═══ Input records
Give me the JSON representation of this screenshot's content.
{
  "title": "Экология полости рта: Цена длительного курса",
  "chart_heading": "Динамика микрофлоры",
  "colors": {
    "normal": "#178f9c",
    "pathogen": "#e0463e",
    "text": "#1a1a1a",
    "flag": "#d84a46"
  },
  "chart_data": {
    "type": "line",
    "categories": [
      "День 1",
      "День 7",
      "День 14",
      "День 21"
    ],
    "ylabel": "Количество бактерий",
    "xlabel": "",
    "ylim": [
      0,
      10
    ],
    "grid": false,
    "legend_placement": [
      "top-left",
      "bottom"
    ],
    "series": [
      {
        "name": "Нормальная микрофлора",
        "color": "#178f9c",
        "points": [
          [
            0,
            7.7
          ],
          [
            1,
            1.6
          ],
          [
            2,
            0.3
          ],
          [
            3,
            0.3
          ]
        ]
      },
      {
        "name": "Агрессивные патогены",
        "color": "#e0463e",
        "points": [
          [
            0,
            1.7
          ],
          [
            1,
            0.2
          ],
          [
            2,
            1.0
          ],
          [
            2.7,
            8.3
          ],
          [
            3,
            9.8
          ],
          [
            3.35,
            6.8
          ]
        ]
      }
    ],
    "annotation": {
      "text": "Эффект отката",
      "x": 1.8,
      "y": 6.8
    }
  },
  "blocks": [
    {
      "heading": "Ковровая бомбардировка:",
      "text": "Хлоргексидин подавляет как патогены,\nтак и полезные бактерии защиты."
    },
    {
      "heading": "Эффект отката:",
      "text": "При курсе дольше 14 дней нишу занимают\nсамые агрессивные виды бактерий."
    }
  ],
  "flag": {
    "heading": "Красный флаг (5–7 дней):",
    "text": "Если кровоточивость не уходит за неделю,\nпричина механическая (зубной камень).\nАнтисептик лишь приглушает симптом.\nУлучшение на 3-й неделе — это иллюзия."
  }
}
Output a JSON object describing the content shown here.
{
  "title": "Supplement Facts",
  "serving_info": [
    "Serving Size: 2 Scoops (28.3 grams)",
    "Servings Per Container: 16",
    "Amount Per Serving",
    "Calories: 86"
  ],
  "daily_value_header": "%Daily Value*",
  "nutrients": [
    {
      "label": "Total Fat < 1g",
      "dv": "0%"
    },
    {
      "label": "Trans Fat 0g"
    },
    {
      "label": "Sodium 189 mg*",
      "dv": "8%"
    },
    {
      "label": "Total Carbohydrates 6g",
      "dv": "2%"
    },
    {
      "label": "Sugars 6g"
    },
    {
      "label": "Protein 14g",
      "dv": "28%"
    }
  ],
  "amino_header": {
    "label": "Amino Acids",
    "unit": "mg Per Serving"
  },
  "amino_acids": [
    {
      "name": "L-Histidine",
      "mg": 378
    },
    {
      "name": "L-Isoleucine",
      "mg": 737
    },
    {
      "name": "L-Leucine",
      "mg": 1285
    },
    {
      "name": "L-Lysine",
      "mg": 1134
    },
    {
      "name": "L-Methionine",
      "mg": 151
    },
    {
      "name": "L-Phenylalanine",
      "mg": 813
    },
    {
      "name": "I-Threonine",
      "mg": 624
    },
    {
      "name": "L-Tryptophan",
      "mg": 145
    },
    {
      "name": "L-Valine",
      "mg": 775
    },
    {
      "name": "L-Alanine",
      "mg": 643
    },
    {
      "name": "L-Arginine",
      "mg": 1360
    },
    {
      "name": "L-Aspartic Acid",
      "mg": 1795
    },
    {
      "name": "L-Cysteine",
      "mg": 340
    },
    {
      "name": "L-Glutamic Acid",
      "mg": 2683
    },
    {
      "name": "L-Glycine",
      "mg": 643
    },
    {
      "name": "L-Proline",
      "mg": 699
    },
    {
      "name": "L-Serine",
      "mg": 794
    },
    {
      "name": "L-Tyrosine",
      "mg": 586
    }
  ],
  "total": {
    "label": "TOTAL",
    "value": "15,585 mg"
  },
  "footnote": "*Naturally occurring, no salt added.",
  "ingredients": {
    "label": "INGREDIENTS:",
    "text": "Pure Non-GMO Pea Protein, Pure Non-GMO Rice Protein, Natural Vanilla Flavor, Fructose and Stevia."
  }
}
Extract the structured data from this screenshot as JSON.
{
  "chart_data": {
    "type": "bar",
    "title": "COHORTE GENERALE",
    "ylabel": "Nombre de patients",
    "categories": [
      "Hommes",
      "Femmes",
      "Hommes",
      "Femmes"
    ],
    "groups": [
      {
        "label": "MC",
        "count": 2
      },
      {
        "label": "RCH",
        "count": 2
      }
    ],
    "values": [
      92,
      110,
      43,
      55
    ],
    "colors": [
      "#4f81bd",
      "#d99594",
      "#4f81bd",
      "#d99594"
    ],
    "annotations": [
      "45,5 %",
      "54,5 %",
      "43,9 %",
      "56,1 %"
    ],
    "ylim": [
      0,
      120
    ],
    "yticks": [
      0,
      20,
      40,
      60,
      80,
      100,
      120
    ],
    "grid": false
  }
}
══════
# What you will do
Up to and including the final line of the data above, please copy every line exactly, starting from the one that contains "Extract the structured".

# The completed task
Extract the structured data from this screenshot as JSON.
{
  "chart_data": {
    "type": "bar",
    "title": "COHORTE GENERALE",
    "ylabel": "Nombre de patients",
    "categories": [
      "Hommes",
      "Femmes",
      "Hommes",
      "Femmes"
    ],
    "groups": [
      {
        "label": "MC",
        "count": 2
      },
      {
        "label": "RCH",
        "count": 2
      }
    ],
    "values": [
      92,
      110,
      43,
      55
    ],
    "colors": [
      "#4f81bd",
      "#d99594",
      "#4f81bd",
      "#d99594"
    ],
    "annotations": [
      "45,5 %",
      "54,5 %",
      "43,9 %",
      "56,1 %"
    ],
    "ylim": [
      0,
      120
    ],
    "yticks": [
      0,
      20,
      40,
      60,
      80,
      100,
      120
    ],
    "grid": false
  }
}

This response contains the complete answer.